In this exercise, return the whole listing exactly, excluding any images.

##############################

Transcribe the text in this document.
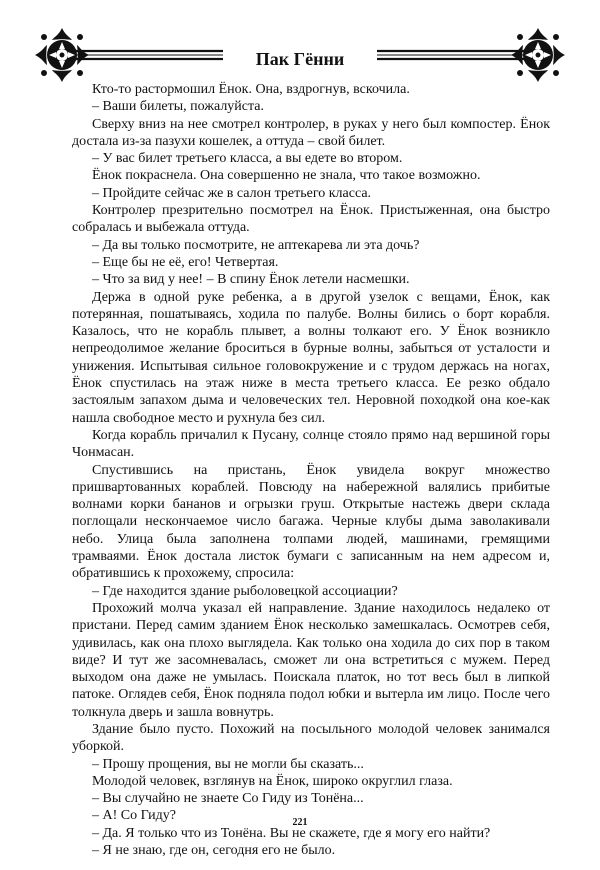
Пак Гённи

Кто-то растормошил Ёнок. Она, вздрогнув, вскочила.

– Ваши билеты, пожалуйста.

Сверху вниз на нее смотрел контролер, в руках у него был компостер. Ёнок достала из-за пазухи кошелек, а оттуда – свой билет.

– У вас билет третьего класса, а вы едете во втором.

Ёнок покраснела. Она совершенно не знала, что такое возможно.

– Пройдите сейчас же в салон третьего класса.

Контролер презрительно посмотрел на Ёнок. Пристыженная, она быстро собралась и выбежала оттуда.

– Да вы только посмотрите, не аптекарева ли эта дочь?

– Еще бы не её, его! Четвертая.

– Что за вид у нее! – В спину Ёнок летели насмешки.

Держа в одной руке ребенка, а в другой узелок с вещами, Ёнок, как потерянная, пошатываясь, ходила по палубе. Волны бились о борт корабля. Казалось, что не корабль плывет, а волны толкают его. У Ёнок возникло непреодолимое желание броситься в бурные волны, забыться от усталости и унижения. Испытывая сильное головокружение и с трудом держась на ногах, Ёнок спустилась на этаж ниже в места третьего класса. Ее резко обдало застоялым запахом дыма и человеческих тел. Неровной походкой она кое-как нашла свободное место и рухнула без сил.

Когда корабль причалил к Пусану, солнце стояло прямо над вершиной горы Чонмасан.

Спустившись на пристань, Ёнок увидела вокруг множество пришвартованных кораблей. Повсюду на набережной валялись прибитые волнами корки бананов и огрызки груш. Открытые настежь двери склада поглощали нескончаемое число багажа. Черные клубы дыма заволакивали небо. Улица была заполнена толпами людей, машинами, гремящими трамваями. Ёнок достала листок бумаги с записанным на нем адресом и, обратившись к прохожему, спросила:

– Где находится здание рыболовецкой ассоциации?

Прохожий молча указал ей направление. Здание находилось недалеко от пристани. Перед самим зданием Ёнок несколько замешкалась. Осмотрев себя, удивилась, как она плохо выглядела. Как только она ходила до сих пор в таком виде? И тут же засомневалась, сможет ли она встретиться с мужем. Перед выходом она даже не умылась. Поискала платок, но тот весь был в липкой патоке. Оглядев себя, Ёнок подняла подол юбки и вытерла им лицо. После чего толкнула дверь и зашла вовнутрь.

Здание было пусто. Похожий на посыльного молодой человек занимался уборкой.

– Прошу прощения, вы не могли бы сказать...

Молодой человек, взглянув на Ёнок, широко округлил глаза.

– Вы случайно не знаете Со Гиду из Тонёна...

– А! Со Гиду?

– Да. Я только что из Тонёна. Вы не скажете, где я могу его найти?

– Я не знаю, где он, сегодня его не было.

221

##############################

▶ [THE COMPLETED TASK]
Transcribe the text in this document.
Пак Гённи

Кто-то растормошил Ёнок. Она, вздрогнув, вскочила.

– Ваши билеты, пожалуйста.

Сверху вниз на нее смотрел контролер, в руках у него был компостер. Ёнок достала из-за пазухи кошелек, а оттуда – свой билет.

– У вас билет третьего класса, а вы едете во втором.

Ёнок покраснела. Она совершенно не знала, что такое возможно.

– Пройдите сейчас же в салон третьего класса.

Контролер презрительно посмотрел на Ёнок. Пристыженная, она быстро собралась и выбежала оттуда.

– Да вы только посмотрите, не аптекарева ли эта дочь?

– Еще бы не её, его! Четвертая.

– Что за вид у нее! – В спину Ёнок летели насмешки.

Держа в одной руке ребенка, а в другой узелок с вещами, Ёнок, как потерянная, пошатываясь, ходила по палубе. Волны бились о борт корабля. Казалось, что не корабль плывет, а волны толкают его. У Ёнок возникло непреодолимое желание броситься в бурные волны, забыться от усталости и унижения. Испытывая сильное головокружение и с трудом держась на ногах, Ёнок спустилась на этаж ниже в места третьего класса. Ее резко обдало застоялым запахом дыма и человеческих тел. Неровной походкой она кое-как нашла свободное место и рухнула без сил.

Когда корабль причалил к Пусану, солнце стояло прямо над вершиной горы Чонмасан.

Спустившись на пристань, Ёнок увидела вокруг множество пришвартованных кораблей. Повсюду на набережной валялись прибитые волнами корки бананов и огрызки груш. Открытые настежь двери склада поглощали нескончаемое число багажа. Черные клубы дыма заволакивали небо. Улица была заполнена толпами людей, машинами, гремящими трамваями. Ёнок достала листок бумаги с записанным на нем адресом и, обратившись к прохожему, спросила:

– Где находится здание рыболовецкой ассоциации?

Прохожий молча указал ей направление. Здание находилось недалеко от пристани. Перед самим зданием Ёнок несколько замешкалась. Осмотрев себя, удивилась, как она плохо выглядела. Как только она ходила до сих пор в таком виде? И тут же засомневалась, сможет ли она встретиться с мужем. Перед выходом она даже не умылась. Поискала платок, но тот весь был в липкой патоке. Оглядев себя, Ёнок подняла подол юбки и вытерла им лицо. После чего толкнула дверь и зашла вовнутрь.

Здание было пусто. Похожий на посыльного молодой человек занимался уборкой.

– Прошу прощения, вы не могли бы сказать...

Молодой человек, взглянув на Ёнок, широко округлил глаза.

– Вы случайно не знаете Со Гиду из Тонёна...

– А! Со Гиду?

– Да. Я только что из Тонёна. Вы не скажете, где я могу его найти?

– Я не знаю, где он, сегодня его не было.

221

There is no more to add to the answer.